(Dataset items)
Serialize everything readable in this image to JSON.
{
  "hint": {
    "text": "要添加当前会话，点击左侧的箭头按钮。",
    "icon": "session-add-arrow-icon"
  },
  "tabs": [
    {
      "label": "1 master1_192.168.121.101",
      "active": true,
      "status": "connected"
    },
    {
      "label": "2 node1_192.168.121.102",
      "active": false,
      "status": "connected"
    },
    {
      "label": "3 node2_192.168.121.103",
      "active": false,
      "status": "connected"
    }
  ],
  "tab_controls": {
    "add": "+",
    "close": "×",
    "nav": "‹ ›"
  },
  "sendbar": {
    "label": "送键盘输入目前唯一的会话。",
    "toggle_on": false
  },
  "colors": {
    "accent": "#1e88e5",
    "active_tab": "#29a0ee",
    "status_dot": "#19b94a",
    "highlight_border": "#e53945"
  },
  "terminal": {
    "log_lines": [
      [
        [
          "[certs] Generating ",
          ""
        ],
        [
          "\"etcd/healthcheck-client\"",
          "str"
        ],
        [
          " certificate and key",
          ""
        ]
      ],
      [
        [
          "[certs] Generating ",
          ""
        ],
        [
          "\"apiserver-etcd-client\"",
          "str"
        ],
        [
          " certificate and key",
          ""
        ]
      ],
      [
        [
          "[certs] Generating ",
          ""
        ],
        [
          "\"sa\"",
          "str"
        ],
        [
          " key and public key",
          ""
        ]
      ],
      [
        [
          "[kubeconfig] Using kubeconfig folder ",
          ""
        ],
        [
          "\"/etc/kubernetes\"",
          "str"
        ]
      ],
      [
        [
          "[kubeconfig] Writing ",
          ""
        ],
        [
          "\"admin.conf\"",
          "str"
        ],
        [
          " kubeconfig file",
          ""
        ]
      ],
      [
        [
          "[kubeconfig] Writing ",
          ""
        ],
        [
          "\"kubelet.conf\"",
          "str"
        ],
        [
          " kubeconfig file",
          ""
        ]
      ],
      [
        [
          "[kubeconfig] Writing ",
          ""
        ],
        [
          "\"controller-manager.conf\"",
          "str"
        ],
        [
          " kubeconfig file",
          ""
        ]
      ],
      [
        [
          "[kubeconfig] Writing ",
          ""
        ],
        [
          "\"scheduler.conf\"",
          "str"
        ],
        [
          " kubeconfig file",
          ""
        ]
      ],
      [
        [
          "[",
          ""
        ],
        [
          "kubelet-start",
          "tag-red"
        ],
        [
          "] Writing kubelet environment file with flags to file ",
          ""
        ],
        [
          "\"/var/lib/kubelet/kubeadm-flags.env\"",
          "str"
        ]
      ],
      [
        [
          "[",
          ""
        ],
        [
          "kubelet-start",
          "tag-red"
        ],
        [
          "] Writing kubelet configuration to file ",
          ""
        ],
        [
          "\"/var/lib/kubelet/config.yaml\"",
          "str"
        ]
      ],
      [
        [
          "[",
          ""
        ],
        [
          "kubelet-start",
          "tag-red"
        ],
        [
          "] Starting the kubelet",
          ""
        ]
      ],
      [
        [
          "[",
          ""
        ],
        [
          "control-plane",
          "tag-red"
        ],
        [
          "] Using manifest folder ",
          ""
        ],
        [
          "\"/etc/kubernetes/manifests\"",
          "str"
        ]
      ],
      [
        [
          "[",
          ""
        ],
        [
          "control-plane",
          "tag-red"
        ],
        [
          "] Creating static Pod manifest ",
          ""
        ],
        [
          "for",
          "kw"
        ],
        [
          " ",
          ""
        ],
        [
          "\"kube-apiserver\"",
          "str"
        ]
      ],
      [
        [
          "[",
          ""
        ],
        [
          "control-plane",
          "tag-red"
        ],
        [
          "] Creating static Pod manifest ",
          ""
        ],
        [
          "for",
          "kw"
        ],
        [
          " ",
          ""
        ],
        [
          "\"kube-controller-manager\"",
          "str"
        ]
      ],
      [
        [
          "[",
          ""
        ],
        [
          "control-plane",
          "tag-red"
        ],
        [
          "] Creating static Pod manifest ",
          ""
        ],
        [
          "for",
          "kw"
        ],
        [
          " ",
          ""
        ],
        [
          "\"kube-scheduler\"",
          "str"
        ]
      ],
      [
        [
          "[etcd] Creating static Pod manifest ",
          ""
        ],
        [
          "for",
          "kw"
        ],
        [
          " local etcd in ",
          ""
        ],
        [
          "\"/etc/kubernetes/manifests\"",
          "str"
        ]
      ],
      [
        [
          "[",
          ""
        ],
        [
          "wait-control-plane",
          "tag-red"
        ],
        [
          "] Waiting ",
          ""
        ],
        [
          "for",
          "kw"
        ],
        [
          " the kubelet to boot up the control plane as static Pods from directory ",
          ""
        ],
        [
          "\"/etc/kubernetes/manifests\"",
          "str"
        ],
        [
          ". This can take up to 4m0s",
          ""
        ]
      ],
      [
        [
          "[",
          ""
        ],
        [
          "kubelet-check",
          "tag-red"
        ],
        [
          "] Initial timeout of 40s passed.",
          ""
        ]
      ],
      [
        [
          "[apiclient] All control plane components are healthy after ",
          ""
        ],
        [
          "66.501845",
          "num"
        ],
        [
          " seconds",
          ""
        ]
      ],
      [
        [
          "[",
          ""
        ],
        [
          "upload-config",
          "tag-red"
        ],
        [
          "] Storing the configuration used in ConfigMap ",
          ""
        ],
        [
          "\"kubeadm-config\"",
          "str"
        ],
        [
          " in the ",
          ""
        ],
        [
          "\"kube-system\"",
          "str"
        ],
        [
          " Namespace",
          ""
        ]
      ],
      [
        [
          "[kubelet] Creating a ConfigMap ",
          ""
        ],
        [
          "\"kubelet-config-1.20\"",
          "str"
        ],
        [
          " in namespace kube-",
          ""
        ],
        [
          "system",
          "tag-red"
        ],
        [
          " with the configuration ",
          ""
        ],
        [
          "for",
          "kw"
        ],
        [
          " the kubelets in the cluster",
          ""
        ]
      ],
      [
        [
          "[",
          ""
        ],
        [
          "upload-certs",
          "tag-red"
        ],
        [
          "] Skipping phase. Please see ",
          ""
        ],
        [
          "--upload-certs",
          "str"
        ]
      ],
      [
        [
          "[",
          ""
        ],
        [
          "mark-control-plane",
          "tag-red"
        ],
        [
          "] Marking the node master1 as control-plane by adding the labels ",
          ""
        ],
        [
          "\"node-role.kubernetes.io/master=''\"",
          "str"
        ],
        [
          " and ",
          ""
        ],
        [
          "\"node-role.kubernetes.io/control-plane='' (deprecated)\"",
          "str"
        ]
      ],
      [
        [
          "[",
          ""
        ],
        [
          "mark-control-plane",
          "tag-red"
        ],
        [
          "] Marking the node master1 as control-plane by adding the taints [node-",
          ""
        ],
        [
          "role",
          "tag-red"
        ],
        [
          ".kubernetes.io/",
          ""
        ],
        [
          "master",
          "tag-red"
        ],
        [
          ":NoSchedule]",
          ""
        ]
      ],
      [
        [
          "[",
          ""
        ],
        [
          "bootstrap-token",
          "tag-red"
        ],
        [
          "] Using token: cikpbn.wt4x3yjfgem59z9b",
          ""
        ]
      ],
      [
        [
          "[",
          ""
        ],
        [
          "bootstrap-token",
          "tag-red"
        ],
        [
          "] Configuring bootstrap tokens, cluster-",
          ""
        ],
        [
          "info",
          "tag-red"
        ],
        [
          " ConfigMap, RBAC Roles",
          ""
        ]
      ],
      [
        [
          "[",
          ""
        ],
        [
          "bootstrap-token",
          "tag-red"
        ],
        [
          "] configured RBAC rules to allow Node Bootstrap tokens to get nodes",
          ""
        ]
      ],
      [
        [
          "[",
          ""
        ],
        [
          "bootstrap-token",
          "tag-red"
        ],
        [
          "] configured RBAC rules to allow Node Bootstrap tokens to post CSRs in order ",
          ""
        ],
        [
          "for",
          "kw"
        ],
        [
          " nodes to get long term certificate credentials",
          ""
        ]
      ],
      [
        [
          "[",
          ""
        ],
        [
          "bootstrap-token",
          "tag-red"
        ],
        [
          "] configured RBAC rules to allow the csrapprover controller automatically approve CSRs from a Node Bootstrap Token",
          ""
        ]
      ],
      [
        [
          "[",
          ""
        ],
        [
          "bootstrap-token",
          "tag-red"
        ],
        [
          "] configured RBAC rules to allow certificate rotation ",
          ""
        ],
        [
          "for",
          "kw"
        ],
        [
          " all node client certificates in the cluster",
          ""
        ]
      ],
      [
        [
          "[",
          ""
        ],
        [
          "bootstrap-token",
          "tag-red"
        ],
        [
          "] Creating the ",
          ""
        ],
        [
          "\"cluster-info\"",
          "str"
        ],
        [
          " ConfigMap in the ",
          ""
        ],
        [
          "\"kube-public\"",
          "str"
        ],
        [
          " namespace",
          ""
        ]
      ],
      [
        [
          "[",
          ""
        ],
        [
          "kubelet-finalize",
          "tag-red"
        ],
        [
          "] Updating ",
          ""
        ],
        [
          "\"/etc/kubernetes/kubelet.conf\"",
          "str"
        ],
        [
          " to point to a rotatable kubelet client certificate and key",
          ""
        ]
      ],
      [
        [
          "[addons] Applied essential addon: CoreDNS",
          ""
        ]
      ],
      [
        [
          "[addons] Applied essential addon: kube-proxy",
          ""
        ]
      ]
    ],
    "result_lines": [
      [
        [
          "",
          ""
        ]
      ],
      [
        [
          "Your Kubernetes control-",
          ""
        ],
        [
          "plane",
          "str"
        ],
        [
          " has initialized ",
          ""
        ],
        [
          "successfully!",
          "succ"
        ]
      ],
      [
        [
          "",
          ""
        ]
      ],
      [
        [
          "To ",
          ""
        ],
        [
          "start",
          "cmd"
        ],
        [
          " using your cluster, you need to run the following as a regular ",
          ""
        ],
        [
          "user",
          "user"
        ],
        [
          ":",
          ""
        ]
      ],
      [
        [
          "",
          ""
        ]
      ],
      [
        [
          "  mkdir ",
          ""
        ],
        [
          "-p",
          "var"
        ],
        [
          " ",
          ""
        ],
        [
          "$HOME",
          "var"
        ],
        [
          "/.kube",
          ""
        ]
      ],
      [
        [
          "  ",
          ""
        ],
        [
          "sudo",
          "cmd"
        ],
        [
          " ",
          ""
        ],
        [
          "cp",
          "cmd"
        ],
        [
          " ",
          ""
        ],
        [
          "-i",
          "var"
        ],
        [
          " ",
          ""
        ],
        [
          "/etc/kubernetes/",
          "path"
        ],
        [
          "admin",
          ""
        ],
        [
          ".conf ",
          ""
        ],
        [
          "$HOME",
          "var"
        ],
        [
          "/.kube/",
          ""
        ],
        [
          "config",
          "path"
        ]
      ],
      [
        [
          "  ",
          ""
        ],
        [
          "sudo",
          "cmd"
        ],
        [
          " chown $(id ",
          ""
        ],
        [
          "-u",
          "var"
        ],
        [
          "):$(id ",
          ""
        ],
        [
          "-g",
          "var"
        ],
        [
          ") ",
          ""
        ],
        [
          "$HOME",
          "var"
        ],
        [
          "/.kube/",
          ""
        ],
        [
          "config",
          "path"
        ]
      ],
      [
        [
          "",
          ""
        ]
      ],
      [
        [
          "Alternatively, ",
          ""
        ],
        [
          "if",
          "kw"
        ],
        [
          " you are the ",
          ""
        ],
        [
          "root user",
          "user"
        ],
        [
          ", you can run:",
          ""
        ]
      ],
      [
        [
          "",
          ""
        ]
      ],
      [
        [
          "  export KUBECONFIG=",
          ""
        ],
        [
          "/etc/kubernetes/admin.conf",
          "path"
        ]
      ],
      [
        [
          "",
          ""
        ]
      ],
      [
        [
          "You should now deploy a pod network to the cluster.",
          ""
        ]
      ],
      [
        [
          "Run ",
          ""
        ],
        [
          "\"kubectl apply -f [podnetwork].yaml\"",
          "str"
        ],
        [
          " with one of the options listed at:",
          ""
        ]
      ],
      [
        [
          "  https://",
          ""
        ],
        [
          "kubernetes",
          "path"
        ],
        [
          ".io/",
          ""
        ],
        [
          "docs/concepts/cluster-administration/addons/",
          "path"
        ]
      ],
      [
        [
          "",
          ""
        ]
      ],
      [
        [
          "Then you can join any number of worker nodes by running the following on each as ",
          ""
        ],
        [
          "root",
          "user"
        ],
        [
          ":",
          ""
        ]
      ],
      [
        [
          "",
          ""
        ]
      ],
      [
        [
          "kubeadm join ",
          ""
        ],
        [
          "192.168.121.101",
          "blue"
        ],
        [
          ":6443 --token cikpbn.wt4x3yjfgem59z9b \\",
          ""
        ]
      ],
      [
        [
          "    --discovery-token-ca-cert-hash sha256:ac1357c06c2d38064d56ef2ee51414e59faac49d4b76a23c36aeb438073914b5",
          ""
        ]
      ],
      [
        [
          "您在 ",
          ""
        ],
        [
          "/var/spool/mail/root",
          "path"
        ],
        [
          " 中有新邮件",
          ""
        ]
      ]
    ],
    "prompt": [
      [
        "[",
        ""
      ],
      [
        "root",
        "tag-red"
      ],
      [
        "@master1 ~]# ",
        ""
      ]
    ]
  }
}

Request. Filter the listing above for the string "from" and copy every matching line.

Answer to the exercise.
          " the kubelet to boot up the control plane as static Pods from directory ",
          "] configured RBAC rules to allow the csrapprover controller automatically approve CSRs from a Node Bootstrap Token",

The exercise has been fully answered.